**SUPPLIED ENTRIES**
────────────────────────────────────────

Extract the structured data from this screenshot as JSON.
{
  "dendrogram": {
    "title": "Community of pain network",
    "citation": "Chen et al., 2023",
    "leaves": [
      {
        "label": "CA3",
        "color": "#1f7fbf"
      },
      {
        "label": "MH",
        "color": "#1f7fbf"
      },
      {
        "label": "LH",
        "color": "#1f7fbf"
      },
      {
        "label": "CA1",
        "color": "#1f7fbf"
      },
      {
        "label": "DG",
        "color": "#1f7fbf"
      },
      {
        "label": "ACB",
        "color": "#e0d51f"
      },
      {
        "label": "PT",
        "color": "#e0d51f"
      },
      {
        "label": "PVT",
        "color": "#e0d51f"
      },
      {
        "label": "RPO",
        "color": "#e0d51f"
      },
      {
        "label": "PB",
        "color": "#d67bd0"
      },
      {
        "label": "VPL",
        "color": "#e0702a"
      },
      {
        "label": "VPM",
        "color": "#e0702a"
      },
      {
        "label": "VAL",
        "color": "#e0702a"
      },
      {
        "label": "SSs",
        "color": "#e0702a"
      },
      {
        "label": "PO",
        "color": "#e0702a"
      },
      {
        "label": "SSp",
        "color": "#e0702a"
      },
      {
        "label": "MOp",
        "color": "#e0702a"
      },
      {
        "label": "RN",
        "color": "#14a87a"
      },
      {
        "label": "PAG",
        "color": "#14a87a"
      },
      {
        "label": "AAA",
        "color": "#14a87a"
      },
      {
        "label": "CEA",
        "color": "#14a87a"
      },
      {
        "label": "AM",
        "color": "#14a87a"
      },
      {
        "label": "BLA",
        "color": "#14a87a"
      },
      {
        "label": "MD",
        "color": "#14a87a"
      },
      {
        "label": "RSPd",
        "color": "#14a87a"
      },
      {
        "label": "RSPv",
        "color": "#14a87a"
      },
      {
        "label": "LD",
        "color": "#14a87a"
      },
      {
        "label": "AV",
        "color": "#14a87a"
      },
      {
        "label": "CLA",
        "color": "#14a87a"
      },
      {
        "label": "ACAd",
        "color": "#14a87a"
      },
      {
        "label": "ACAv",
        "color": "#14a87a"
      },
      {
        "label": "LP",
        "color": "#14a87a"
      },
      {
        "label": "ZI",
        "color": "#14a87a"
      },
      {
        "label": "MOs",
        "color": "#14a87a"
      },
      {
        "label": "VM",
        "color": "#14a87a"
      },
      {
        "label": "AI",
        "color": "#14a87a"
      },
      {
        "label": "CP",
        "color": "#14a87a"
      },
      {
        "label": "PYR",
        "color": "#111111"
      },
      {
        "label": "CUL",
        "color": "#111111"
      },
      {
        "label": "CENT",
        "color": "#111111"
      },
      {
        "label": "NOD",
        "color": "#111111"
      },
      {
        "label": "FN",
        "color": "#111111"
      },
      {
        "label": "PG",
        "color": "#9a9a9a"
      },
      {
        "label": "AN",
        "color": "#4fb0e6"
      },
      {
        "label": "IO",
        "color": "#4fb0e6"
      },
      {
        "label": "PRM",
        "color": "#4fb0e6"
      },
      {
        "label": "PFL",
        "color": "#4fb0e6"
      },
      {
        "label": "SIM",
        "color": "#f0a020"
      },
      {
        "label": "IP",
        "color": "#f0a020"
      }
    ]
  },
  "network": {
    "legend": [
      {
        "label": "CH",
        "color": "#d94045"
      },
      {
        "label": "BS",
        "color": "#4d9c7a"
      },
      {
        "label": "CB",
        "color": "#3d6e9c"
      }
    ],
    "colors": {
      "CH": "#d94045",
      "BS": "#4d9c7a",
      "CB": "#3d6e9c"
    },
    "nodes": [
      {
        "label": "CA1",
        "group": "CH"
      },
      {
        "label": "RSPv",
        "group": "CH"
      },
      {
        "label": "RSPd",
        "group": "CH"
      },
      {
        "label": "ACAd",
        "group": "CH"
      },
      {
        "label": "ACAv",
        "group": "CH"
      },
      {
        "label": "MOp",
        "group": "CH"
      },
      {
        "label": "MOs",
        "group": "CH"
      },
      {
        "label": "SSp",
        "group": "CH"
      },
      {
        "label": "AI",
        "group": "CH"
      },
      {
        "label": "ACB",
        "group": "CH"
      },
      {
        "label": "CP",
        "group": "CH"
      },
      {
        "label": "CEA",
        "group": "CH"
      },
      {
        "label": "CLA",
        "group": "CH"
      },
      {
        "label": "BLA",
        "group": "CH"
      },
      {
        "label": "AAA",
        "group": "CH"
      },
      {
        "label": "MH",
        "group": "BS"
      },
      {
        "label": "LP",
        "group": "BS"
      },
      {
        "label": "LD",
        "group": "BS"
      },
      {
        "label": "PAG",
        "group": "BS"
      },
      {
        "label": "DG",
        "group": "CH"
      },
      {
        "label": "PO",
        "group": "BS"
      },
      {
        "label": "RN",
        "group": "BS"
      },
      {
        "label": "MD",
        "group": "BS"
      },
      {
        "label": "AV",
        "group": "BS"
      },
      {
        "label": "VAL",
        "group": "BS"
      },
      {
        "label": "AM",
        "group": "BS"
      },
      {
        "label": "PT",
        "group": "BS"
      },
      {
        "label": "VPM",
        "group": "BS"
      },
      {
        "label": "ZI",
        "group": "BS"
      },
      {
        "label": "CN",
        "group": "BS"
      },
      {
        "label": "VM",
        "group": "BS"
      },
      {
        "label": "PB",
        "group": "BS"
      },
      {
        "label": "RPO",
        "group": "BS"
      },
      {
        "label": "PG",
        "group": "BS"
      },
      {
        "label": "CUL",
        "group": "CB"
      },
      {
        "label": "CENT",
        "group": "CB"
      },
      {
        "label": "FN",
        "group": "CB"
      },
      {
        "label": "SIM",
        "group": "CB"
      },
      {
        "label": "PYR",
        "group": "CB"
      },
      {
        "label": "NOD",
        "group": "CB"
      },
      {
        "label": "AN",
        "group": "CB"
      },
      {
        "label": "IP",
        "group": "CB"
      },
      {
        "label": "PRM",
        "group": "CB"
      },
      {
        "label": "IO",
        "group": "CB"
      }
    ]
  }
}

────────────────────────────────────────

**JOB**
Pull out all lines from the listing that contain the string "network".

**TASK ANSWER**
    "title": "Community of pain network",
  "network": {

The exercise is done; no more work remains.